SHORT TASK
In the data below, find every line that has the string "путем", and copy it.

Records from a data source
#####

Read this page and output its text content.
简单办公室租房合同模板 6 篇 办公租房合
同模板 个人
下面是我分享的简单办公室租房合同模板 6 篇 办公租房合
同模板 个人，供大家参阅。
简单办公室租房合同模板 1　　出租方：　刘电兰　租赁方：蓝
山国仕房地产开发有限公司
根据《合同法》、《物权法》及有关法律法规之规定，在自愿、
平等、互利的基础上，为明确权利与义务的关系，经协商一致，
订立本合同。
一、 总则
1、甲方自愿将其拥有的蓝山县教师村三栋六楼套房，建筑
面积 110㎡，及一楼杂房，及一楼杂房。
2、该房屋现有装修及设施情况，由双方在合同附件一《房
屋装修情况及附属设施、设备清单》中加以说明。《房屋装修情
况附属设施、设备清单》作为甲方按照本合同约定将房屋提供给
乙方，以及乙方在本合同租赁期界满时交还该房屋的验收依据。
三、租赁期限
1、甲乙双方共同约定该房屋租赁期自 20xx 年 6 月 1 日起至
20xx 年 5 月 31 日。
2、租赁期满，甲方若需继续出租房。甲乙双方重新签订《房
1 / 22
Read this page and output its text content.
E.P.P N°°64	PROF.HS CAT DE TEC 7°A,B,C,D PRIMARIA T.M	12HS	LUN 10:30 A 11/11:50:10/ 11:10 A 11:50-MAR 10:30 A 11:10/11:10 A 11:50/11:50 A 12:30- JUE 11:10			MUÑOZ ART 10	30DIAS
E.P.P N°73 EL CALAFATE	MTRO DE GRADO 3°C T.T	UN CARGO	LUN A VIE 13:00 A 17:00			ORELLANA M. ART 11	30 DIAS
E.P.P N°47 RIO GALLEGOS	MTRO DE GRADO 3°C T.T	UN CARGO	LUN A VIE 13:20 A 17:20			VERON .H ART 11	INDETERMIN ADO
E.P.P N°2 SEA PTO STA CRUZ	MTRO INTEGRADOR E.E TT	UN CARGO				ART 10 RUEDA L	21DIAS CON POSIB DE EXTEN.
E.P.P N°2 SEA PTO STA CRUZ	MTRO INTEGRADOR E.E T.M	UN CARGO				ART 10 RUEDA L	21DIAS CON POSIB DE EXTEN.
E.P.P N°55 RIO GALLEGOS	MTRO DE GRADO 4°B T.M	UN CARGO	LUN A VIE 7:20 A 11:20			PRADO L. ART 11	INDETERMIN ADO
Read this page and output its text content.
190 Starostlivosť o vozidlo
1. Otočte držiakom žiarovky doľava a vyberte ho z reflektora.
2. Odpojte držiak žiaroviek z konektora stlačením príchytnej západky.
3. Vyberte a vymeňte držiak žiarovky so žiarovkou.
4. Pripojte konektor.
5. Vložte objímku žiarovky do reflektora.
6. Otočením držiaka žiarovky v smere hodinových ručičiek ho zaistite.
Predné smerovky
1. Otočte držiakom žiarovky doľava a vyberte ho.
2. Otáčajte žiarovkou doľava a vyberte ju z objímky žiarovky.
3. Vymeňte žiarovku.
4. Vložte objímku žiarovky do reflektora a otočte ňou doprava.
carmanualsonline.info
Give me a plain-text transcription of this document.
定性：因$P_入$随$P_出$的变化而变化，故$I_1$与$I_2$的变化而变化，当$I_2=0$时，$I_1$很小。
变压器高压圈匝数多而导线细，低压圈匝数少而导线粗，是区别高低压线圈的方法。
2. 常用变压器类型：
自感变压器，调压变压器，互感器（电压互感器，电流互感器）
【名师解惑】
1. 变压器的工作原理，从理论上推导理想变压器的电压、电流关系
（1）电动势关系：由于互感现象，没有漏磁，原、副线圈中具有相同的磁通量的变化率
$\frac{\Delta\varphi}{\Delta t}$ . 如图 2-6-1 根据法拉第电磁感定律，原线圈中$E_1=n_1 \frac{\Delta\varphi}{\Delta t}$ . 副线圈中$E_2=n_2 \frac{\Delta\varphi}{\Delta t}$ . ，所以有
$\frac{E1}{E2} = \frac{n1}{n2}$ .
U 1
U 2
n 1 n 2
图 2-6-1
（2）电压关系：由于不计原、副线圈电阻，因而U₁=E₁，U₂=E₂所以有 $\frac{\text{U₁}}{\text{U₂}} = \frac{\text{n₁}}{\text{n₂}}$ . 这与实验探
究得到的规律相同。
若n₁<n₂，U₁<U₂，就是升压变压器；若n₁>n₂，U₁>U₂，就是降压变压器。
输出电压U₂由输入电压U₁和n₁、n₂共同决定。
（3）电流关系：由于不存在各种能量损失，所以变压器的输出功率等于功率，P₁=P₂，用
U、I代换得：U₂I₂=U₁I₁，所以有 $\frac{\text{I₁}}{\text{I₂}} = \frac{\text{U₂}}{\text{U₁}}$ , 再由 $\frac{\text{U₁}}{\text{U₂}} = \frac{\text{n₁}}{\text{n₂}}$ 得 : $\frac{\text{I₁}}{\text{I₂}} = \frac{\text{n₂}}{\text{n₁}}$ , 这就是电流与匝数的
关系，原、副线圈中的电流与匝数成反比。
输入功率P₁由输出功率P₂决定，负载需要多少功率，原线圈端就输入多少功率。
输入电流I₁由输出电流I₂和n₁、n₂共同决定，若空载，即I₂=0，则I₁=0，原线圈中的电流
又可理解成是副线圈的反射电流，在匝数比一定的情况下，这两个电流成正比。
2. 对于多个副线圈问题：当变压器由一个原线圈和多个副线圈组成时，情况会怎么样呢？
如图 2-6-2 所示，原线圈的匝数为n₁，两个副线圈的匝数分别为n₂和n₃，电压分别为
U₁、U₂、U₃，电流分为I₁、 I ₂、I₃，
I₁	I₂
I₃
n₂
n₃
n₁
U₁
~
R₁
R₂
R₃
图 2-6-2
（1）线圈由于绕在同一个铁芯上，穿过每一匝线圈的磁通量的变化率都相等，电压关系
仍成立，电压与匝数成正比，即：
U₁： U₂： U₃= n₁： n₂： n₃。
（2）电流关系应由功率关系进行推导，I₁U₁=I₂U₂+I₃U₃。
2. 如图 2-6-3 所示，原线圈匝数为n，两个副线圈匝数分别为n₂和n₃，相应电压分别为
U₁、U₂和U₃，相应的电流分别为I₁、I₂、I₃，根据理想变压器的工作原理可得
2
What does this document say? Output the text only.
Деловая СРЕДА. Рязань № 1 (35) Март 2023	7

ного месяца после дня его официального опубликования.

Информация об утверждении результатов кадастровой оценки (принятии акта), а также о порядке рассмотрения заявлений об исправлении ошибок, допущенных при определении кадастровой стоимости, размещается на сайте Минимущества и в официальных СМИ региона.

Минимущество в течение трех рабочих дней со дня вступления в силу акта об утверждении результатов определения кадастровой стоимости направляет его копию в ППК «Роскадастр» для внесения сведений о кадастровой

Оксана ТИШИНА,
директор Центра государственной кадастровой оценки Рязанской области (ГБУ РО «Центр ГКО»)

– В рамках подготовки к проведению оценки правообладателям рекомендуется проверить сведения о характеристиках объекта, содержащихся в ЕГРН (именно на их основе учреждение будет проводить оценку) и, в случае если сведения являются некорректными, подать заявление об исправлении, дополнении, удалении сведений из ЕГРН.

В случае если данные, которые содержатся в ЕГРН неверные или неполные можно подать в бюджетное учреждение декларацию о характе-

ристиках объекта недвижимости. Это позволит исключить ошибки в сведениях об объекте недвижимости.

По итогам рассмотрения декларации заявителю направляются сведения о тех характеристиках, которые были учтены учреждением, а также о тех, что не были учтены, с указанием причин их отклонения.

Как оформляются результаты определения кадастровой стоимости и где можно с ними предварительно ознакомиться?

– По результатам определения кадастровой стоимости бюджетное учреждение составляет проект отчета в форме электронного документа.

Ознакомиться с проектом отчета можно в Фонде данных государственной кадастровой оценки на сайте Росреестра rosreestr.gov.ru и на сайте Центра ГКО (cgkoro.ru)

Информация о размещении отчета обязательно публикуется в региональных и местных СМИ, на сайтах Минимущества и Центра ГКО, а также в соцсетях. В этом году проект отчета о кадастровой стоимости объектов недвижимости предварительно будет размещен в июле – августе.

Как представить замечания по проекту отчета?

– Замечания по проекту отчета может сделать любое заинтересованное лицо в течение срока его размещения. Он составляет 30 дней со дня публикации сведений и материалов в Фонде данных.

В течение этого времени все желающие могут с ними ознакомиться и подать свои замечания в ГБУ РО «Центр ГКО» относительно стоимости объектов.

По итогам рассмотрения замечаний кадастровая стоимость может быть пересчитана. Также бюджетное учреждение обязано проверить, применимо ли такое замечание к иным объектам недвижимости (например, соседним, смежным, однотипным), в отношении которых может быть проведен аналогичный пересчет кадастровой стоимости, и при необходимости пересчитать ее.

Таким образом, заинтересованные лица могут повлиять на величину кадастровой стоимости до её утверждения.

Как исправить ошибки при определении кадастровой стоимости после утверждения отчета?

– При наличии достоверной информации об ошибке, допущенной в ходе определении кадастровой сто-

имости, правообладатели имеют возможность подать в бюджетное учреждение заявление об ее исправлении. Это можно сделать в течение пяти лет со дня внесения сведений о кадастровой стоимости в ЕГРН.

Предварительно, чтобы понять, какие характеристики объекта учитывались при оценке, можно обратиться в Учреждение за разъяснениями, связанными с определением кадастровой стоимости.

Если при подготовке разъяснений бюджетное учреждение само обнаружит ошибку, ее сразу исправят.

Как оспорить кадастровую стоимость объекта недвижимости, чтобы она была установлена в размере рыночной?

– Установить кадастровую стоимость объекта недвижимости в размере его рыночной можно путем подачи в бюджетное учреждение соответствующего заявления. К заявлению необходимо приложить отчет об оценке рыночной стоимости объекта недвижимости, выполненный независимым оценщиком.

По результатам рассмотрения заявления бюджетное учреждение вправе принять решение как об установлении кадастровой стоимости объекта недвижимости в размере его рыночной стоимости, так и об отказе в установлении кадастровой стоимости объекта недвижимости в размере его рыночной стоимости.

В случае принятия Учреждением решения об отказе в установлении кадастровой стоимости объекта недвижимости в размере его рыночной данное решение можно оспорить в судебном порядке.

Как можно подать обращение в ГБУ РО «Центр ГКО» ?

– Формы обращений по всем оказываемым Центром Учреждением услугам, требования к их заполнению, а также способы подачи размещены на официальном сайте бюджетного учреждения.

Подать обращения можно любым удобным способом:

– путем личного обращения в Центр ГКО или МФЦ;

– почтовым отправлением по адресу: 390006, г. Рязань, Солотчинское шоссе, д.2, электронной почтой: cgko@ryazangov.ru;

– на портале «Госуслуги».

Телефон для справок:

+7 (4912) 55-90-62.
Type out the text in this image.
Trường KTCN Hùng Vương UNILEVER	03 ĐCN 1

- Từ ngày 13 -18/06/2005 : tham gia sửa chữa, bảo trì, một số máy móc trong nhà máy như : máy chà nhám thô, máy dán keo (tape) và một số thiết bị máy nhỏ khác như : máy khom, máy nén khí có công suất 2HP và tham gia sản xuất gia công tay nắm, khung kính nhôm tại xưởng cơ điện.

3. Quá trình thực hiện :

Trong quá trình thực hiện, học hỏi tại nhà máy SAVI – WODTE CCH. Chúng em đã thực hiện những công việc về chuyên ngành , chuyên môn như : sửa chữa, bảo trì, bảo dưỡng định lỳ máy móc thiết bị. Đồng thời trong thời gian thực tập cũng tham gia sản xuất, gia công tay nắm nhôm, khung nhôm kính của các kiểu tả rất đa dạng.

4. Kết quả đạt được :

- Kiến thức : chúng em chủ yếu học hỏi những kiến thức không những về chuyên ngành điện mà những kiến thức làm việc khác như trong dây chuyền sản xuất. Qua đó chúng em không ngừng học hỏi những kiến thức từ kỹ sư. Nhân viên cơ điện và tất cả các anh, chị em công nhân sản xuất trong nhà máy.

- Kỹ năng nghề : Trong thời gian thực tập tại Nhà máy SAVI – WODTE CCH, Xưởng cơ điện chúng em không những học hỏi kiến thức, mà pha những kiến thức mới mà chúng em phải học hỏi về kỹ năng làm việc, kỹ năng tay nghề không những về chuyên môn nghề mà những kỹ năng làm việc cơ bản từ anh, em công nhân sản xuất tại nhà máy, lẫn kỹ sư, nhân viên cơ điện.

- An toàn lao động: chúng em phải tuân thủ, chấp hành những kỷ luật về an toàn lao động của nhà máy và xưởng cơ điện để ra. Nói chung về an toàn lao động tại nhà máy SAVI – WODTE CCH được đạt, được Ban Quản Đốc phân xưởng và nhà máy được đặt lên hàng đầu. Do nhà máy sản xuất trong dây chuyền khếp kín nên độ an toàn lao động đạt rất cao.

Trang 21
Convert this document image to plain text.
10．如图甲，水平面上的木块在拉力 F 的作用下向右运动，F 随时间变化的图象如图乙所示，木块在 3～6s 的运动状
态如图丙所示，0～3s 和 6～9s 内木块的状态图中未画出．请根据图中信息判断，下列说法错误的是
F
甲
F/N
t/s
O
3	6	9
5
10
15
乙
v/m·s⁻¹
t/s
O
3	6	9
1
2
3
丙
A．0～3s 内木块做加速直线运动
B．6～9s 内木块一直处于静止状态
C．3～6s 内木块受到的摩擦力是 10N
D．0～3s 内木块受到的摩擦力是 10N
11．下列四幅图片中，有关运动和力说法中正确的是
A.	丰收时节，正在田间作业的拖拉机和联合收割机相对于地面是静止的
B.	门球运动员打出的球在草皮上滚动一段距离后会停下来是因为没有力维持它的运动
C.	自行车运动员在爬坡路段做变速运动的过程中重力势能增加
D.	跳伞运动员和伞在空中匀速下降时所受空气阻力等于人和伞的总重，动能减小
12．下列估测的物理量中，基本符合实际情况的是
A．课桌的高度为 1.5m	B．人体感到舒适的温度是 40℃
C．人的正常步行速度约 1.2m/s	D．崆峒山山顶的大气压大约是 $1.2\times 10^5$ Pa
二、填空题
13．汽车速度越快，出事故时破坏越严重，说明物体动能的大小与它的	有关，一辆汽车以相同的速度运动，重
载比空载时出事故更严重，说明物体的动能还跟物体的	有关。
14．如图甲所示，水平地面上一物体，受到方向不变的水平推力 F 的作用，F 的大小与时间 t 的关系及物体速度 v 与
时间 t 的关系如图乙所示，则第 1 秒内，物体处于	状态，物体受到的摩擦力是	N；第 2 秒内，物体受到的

#####

EXERCISE ANSWER
– Установить кадастровую стоимость объекта недвижимости в размере его рыночной можно путем подачи в бюджетное учреждение соответствующего заявления. К заявлению необходимо приложить отчет об оценке рыночной стоимости объекта недвижимости, выполненный независимым оценщиком.
– путем личного обращения в Центр ГКО или МФЦ;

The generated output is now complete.